■ **Listed entries**:
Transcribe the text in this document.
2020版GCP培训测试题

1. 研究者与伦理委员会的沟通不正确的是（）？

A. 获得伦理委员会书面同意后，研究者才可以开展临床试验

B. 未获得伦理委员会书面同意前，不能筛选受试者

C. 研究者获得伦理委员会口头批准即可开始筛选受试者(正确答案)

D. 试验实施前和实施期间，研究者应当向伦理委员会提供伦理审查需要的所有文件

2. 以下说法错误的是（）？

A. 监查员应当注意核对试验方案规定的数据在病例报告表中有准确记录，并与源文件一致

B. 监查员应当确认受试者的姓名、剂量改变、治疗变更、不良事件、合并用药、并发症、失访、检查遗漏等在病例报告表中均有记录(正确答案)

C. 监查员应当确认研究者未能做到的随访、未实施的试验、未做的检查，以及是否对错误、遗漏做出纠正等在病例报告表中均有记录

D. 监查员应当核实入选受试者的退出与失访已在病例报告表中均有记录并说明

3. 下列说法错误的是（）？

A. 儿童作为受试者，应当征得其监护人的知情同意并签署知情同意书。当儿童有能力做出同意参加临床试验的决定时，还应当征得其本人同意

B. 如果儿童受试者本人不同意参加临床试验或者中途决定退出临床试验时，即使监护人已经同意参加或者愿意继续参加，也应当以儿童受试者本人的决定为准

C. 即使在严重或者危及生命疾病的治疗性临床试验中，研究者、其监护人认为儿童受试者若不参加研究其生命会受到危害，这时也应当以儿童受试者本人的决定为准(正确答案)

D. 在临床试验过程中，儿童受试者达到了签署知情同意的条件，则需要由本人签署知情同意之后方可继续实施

■ **Task brief**:
Search the material above for "正确答案". Pull out each line where it shows up.

■ **Exercise solution**:
C. 研究者获得伦理委员会口头批准即可开始筛选受试者(正确答案)
B. 监查员应当确认受试者的姓名、剂量改变、治疗变更、不良事件、合并用药、并发症、失访、检查遗漏等在病例报告表中均有记录(正确答案)
C. 即使在严重或者危及生命疾病的治疗性临床试验中，研究者、其监护人认为儿童受试者若不参加研究其生命会受到危害，这时也应当以儿童受试者本人的决定为准(正确答案)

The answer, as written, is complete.